TUGAS KERJA: Lanjutkan tulisan pengantar di bawah tentang sastra sebagai sarana membicarakan hal yang tabu, dimulai tepat setelah kalimat terakhirnya.

BLOK TEKS:
Kritik Sastra: STORYTELLING MELALUI PUISI ESAI TENTANG LGBT DAN LAINNYA

Kritik Sastra: STORYTELLING MELALUI PUISI ESAI TENTANG LGBT DAN LAINNYA

Kritik Sastra:
STORYTELLING MELALUI PUISI ESAI TENTANG LGBT DAN LAINNYA

Pengantar Buku Puisi Esai Agus R. Sarjono
Oleh Denny JA

 

“Jika ada hal yang masih tabu untuk dibicarakan, sampaikanlah lewat sastra.”

Renungan ini yang saya ingat ketika membaca wawancara Gabriel Garcia Marquez, di The Paris Review pada 1981. Menurutnya, fiksi memberinya kebebasan untuk membahas topik-topik yang sulit diceritakan dalam kehidupan nyata.

Dalam karya terkenalnya, One Hundred Years of Solitude, Marquez mengeksplorasi isu-isu tabu seperti incest, kekerasan politik, dan ketidakadilan sosial, yang jarang diangkat secara eksplisit di masyarakat Amerika Latin pada masa itu.

Dengan gaya realisme magisnya, ia menciptakan dunia fiktif yang penuh warna, di mana batas antara realitas dan fantasi menjadi kabur.

Melalui kisah ini, Marquez tidak hanya menyampaikan keindahan naratif, tetapi juga menghadirkan kritik sosial yang menggugah tentang sejarah, politik, dan budaya.

CATATAN TERSEDIA:
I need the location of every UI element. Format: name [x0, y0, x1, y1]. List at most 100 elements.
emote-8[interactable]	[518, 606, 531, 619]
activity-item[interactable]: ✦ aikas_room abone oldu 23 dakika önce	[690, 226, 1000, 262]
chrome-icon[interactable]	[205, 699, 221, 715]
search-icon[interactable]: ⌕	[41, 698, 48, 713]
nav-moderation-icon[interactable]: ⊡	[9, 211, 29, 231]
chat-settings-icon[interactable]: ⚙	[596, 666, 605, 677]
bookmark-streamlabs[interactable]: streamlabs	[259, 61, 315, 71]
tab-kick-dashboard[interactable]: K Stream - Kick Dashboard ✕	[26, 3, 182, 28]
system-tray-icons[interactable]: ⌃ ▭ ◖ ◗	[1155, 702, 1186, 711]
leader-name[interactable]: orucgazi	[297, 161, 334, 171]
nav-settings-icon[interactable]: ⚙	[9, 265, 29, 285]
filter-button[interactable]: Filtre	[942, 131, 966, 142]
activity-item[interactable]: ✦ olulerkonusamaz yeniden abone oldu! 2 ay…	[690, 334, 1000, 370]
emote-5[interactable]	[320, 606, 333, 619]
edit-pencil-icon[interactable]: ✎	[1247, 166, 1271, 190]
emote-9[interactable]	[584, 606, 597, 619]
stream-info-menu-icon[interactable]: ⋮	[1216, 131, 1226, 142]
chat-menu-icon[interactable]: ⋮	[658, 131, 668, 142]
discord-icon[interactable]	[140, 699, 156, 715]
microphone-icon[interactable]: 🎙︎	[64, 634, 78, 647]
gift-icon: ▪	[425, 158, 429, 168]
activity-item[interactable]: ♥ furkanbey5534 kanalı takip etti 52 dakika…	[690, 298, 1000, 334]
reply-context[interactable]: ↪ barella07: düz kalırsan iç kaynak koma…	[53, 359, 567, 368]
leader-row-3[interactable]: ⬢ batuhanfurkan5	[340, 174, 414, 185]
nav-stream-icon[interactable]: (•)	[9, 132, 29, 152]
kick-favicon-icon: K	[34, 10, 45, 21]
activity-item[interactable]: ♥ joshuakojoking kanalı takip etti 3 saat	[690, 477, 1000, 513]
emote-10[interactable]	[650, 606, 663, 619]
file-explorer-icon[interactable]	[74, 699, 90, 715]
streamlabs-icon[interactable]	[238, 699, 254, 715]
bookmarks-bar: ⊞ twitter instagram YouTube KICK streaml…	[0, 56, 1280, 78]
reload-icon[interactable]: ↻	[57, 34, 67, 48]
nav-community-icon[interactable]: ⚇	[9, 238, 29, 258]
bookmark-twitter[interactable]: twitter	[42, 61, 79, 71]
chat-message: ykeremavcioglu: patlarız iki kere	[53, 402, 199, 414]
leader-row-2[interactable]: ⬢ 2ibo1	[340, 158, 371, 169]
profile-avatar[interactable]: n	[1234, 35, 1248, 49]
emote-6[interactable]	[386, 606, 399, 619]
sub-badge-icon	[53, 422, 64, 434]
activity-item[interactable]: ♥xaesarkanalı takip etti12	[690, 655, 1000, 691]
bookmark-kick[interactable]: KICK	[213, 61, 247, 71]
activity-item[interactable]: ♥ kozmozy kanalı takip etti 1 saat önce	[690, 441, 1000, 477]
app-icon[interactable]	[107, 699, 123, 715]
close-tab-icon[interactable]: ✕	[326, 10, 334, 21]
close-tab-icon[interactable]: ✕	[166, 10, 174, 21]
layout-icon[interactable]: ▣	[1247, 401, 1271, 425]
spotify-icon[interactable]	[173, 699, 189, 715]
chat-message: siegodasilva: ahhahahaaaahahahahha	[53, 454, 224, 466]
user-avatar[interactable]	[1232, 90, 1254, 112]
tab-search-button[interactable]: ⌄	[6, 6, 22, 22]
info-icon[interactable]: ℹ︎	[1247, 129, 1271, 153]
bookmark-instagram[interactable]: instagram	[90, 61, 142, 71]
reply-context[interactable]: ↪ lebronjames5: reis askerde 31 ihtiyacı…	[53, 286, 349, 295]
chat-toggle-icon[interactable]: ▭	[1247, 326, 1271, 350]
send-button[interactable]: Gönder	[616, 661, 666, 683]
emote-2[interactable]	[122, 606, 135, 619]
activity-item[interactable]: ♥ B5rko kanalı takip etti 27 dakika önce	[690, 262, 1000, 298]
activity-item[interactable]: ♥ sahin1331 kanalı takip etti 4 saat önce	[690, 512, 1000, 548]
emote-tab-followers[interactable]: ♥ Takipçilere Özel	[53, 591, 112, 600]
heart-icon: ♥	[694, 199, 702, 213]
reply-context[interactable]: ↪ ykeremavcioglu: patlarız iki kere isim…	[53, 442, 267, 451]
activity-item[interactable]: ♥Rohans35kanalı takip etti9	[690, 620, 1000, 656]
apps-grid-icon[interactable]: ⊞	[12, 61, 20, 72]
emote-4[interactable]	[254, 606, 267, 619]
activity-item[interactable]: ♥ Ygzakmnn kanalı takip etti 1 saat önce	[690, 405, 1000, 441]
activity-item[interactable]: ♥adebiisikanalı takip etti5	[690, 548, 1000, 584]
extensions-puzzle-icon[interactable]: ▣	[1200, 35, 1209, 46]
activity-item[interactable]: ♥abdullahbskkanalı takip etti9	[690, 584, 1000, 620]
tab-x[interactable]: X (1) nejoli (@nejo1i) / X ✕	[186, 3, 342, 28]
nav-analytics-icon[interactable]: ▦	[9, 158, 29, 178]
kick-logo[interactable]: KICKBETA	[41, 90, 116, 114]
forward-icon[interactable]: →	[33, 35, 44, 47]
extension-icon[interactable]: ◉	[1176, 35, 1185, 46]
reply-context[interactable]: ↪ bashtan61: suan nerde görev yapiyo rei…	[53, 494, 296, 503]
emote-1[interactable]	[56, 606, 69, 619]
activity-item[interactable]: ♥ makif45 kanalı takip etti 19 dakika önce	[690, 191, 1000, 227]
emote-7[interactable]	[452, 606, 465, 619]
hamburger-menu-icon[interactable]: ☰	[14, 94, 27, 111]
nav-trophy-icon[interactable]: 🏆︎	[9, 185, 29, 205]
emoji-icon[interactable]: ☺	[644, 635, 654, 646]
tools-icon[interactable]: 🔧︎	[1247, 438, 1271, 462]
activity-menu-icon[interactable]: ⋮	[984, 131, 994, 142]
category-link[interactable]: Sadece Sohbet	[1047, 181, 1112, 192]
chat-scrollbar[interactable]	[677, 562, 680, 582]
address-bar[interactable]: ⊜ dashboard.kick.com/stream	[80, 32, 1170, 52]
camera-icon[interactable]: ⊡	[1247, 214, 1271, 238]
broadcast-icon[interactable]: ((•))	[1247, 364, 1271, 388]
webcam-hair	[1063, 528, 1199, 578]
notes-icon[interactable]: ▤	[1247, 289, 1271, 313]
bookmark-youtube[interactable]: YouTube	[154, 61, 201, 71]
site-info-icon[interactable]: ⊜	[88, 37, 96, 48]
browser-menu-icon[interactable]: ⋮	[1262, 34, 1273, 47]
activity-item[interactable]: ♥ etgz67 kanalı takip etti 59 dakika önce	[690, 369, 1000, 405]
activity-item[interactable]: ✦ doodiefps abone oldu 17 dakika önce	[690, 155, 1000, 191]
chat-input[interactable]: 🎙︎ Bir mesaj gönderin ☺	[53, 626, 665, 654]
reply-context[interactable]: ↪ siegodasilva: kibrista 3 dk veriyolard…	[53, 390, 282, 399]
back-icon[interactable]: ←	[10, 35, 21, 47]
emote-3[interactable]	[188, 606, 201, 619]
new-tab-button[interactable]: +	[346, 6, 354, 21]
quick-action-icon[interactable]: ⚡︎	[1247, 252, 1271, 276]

JAWABAN TERTULIS:
Ketika pertama kali menulis puisi esai di tahun 2012, sudah lama saya renungkan untuk mengangkat kisah LGBT di Indonesia. Tapi isu itu masih tabu dibicarakan secara terbuka, apalagi jika spiritnya melakukan pembelaan atas dasar hak asasi manusia

Maka kisah LGBT yang terjadi di pesantren pun saya fiksikan dalam puisi esai berjudul Cinta Terlarang Batman dan Robin. Dengan berlindung di balik fiksi, diskusi isu tabu itu di ruang publik lebih mudah diterima.

-000-

Agus R Sarjono mengangkat isu tabu yang sama, di tahun 2024, melalui puisi esai dan bukunya: From the River to the Sea, Husam Husky Rhapsody.

Ia mengajak pembaca menelusuri dilema identitas dan cinta di tengah konflik Israel-Palestina.

Tokoh utama, Husam, adalah seorang LGBT asal Palestina yang hidup terpecah antara cinta dan kebangsaan. Kisah Husam sebagai penyanyi Palestina yang menemukan cinta di Tel Aviv, Israel, tetapi kehilangan kekasihnya akibat kekerasan perang, menggambarkan dualitas identitas dan perasaan keterasingan.

Dualitas ini dihadapi oleh kaum LGBT di tengah masyarakat yang tak sepenuhnya menerima keberadaan mereka.

Karya Agus ini bukan hanya narasi pribadi, tetapi refleksi tentang diskriminasi dan keterasingan yang dihadapi kaum LGBT dalam konteks budaya Timur Tengah yang kental dengan norma-norma sosial dan agama.

Di sini, karya Agus menggali dimensi budaya yang lebih dalam. Di dunia Timur Tengah, identitas LGBT kerap dianggap bertentangan dengan norma keagamaan dan sosial, dan eksistensi mereka sering kali terpinggirkan dalam perbincangan publik.

Dengan demikian, From the River to the Sea bukan sekadar kisah cinta, melainkan pengingat tentang bagaimana budaya lokal, agama, dan politik memengaruhi perjuangan LGBT di kawasan tersebut.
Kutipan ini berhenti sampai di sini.